*TASK*
Every record should be written out exactly, please.

[Rows from a dataset]
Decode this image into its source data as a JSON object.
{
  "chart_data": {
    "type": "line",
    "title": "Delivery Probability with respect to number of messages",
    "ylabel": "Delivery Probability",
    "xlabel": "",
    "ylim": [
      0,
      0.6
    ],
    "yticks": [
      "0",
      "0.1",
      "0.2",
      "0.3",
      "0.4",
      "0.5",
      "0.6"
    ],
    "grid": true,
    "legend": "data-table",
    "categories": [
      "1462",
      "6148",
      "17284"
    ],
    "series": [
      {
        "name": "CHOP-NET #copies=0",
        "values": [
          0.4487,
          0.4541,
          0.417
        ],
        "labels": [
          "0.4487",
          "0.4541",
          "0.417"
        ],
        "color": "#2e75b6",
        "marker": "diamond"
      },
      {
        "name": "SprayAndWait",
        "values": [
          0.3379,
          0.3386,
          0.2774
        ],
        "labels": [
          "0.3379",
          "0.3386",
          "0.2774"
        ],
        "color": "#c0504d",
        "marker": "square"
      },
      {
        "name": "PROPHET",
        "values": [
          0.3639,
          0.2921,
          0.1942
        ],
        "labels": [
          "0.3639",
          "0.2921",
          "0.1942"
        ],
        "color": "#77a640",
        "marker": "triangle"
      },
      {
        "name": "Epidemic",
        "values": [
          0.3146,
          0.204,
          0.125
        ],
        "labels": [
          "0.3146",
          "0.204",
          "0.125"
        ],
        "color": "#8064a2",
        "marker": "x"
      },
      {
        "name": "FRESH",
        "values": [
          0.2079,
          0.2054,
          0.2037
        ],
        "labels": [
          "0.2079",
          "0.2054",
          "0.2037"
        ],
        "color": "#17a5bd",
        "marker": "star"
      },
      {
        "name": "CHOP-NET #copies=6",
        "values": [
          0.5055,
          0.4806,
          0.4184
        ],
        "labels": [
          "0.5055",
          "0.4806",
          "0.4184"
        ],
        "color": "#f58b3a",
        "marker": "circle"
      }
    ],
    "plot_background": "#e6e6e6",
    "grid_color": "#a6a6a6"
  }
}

*SOLUTION*
Decode this image into its source data as a JSON object.
{
  "chart_data": {
    "type": "line",
    "title": "Delivery Probability with respect to number of messages",
    "ylabel": "Delivery Probability",
    "xlabel": "",
    "ylim": [
      0,
      0.6
    ],
    "yticks": [
      "0",
      "0.1",
      "0.2",
      "0.3",
      "0.4",
      "0.5",
      "0.6"
    ],
    "grid": true,
    "legend": "data-table",
    "categories": [
      "1462",
      "6148",
      "17284"
    ],
    "series": [
      {
        "name": "CHOP-NET #copies=0",
        "values": [
          0.4487,
          0.4541,
          0.417
        ],
        "labels": [
          "0.4487",
          "0.4541",
          "0.417"
        ],
        "color": "#2e75b6",
        "marker": "diamond"
      },
      {
        "name": "SprayAndWait",
        "values": [
          0.3379,
          0.3386,
          0.2774
        ],
        "labels": [
          "0.3379",
          "0.3386",
          "0.2774"
        ],
        "color": "#c0504d",
        "marker": "square"
      },
      {
        "name": "PROPHET",
        "values": [
          0.3639,
          0.2921,
          0.1942
        ],
        "labels": [
          "0.3639",
          "0.2921",
          "0.1942"
        ],
        "color": "#77a640",
        "marker": "triangle"
      },
      {
        "name": "Epidemic",
        "values": [
          0.3146,
          0.204,
          0.125
        ],
        "labels": [
          "0.3146",
          "0.204",
          "0.125"
        ],
        "color": "#8064a2",
        "marker": "x"
      },
      {
        "name": "FRESH",
        "values": [
          0.2079,
          0.2054,
          0.2037
        ],
        "labels": [
          "0.2079",
          "0.2054",
          "0.2037"
        ],
        "color": "#17a5bd",
        "marker": "star"
      },
      {
        "name": "CHOP-NET #copies=6",
        "values": [
          0.5055,
          0.4806,
          0.4184
        ],
        "labels": [
          "0.5055",
          "0.4806",
          "0.4184"
        ],
        "color": "#f58b3a",
        "marker": "circle"
      }
    ],
    "plot_background": "#e6e6e6",
    "grid_color": "#a6a6a6"
  }
}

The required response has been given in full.